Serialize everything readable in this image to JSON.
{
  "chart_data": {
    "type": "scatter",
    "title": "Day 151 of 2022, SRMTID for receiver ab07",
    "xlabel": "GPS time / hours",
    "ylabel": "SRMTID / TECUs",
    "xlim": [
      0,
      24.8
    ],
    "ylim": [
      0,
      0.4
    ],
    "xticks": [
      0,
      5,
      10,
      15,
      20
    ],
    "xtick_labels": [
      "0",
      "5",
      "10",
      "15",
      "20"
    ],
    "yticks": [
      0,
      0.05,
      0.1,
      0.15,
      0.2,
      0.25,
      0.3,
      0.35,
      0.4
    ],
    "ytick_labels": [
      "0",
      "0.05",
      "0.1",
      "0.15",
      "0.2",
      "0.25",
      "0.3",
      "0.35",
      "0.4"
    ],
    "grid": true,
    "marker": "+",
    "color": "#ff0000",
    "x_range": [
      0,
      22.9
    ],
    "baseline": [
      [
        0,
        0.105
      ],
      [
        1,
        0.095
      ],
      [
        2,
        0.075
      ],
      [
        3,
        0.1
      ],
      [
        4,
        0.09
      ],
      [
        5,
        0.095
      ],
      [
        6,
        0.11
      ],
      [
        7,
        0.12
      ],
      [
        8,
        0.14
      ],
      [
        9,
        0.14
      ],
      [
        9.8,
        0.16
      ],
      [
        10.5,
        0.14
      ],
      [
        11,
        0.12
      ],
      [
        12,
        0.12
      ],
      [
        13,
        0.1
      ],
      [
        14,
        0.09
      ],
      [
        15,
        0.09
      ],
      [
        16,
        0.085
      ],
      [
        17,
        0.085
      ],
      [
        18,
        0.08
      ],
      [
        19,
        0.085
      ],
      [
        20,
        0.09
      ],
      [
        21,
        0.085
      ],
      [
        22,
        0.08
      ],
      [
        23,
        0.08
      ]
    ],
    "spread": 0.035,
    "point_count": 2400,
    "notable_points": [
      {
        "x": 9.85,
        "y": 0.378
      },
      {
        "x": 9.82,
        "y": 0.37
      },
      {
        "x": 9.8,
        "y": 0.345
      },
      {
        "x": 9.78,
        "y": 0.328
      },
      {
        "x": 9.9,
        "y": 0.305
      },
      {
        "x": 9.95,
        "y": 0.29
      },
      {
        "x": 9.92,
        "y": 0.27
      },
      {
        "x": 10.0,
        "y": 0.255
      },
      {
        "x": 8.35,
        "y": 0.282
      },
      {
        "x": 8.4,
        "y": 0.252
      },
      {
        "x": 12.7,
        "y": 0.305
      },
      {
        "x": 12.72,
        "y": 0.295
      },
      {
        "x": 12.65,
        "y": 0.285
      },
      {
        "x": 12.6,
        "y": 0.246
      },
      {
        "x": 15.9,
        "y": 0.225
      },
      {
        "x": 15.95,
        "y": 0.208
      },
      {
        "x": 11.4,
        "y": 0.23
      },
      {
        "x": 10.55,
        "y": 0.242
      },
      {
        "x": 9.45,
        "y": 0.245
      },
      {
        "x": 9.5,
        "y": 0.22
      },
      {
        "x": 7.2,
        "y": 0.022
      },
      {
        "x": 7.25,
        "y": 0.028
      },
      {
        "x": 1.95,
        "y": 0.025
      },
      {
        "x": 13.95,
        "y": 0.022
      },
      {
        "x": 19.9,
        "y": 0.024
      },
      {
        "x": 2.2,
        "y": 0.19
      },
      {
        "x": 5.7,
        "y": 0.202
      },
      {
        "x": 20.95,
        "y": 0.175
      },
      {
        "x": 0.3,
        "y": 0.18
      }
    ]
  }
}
+ + + + +
● **YOUR OBJECTIVE**
Tell how many lines of the data above hold the string "SRMTID". Give only the number.

● **WRITTEN SOLUTION**
2